## Stated problem
Tell how many lines have the string "People" in them, and write nothing besides the number.

## Dataset records
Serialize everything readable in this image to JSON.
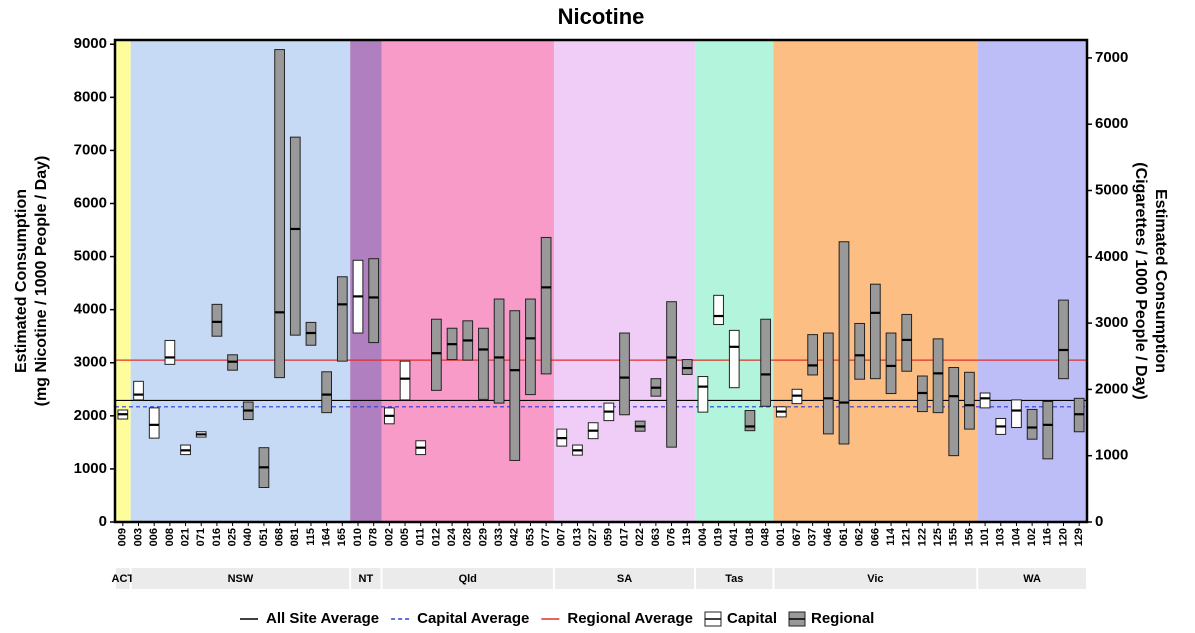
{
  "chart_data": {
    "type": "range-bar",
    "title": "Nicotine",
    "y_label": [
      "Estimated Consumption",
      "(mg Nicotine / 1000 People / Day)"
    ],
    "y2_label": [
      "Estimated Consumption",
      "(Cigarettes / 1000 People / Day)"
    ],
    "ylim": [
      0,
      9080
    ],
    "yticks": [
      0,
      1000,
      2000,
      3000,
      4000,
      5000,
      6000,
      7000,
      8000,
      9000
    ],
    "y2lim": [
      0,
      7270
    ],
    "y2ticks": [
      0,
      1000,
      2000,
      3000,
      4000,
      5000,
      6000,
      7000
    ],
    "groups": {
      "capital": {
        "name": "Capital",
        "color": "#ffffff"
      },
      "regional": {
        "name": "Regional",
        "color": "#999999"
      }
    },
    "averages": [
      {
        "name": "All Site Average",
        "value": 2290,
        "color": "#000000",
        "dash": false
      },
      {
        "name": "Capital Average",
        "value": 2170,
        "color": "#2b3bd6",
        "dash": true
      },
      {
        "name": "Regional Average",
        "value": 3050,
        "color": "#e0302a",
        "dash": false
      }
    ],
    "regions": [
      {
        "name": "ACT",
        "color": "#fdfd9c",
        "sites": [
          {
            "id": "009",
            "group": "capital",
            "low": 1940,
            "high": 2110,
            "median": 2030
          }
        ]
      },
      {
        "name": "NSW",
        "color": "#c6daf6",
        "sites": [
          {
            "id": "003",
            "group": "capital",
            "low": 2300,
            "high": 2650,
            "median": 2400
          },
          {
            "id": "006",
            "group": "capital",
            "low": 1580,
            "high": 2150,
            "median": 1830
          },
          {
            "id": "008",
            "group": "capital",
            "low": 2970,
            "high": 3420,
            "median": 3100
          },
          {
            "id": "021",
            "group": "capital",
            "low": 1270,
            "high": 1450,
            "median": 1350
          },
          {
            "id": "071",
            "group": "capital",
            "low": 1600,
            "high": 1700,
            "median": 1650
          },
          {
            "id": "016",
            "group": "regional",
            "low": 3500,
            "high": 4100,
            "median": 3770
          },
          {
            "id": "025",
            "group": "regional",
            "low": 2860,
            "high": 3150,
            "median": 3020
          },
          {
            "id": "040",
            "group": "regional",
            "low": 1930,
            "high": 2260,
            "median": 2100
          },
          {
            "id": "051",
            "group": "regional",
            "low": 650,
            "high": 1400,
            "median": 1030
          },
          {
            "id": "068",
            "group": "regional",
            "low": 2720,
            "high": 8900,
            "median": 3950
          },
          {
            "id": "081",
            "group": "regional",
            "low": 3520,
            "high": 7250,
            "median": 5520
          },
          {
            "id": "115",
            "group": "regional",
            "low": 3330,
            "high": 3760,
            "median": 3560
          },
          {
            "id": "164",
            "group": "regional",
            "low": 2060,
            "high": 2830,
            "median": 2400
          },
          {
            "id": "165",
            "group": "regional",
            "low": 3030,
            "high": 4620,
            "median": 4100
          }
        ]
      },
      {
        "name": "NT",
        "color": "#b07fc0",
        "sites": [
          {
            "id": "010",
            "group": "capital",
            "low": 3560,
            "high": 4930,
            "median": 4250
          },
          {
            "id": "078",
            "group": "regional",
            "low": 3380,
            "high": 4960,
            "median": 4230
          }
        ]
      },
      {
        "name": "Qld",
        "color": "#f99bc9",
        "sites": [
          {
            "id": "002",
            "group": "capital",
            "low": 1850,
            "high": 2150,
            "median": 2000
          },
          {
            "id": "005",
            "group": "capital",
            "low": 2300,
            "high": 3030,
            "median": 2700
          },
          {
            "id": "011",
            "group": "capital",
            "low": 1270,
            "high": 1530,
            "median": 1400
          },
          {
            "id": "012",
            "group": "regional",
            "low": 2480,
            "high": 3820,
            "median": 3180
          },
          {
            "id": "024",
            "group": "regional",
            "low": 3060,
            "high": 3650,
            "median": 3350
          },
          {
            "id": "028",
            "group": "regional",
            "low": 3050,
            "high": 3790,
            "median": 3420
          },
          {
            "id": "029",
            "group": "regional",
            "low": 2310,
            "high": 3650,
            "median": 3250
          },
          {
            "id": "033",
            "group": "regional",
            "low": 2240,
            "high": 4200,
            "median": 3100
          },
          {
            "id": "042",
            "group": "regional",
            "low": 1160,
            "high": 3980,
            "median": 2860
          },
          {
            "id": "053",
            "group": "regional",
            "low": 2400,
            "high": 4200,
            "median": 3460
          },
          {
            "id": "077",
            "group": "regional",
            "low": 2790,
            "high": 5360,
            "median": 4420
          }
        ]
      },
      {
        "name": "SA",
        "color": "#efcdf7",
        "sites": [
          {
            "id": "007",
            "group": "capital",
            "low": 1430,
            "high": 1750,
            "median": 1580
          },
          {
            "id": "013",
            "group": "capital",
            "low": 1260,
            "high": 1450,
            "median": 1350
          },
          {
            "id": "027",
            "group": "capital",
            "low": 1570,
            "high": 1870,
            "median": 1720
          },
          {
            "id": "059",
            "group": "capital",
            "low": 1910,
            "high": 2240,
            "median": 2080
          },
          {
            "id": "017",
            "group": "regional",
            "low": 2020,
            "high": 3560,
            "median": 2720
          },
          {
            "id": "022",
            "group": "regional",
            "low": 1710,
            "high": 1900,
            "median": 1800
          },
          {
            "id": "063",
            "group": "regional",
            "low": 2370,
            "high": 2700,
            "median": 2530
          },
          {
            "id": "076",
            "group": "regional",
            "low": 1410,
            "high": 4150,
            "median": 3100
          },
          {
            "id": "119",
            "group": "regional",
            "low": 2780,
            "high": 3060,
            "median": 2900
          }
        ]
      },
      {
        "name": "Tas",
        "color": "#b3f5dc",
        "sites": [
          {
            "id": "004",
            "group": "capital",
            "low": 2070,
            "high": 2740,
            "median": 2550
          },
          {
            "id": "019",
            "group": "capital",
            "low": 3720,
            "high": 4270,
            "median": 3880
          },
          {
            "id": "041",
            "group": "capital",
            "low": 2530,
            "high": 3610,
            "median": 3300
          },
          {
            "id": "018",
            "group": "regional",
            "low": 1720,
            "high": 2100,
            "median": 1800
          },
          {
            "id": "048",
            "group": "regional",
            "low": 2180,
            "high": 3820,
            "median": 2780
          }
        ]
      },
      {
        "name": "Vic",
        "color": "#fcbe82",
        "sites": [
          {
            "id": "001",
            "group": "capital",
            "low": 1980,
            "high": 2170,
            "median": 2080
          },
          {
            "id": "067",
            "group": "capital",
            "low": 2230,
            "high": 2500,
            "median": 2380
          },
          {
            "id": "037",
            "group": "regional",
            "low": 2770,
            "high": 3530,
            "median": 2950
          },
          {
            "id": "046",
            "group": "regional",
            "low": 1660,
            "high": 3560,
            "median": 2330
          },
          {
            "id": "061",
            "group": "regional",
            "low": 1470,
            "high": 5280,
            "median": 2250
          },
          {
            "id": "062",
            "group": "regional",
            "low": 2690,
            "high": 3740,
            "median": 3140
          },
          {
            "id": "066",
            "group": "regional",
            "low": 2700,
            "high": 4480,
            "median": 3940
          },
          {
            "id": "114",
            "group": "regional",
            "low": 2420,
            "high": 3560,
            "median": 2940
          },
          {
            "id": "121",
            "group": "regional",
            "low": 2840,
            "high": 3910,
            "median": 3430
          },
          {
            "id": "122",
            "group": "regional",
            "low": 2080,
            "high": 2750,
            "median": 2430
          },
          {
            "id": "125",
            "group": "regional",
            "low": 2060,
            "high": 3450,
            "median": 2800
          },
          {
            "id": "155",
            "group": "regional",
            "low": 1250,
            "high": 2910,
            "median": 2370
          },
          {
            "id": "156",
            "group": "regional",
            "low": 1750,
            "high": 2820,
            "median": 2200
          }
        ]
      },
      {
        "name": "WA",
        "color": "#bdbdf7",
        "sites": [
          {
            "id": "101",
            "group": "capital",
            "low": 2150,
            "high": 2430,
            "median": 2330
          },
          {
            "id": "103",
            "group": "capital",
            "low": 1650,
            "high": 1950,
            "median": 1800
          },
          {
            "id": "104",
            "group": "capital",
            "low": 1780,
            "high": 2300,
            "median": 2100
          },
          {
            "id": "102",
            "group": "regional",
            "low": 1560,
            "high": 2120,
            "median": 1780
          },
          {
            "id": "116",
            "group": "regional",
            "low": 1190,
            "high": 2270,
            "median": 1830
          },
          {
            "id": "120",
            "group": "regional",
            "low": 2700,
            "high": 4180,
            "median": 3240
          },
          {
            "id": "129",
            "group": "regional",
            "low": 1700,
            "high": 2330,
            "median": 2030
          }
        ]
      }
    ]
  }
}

## Exercise output
2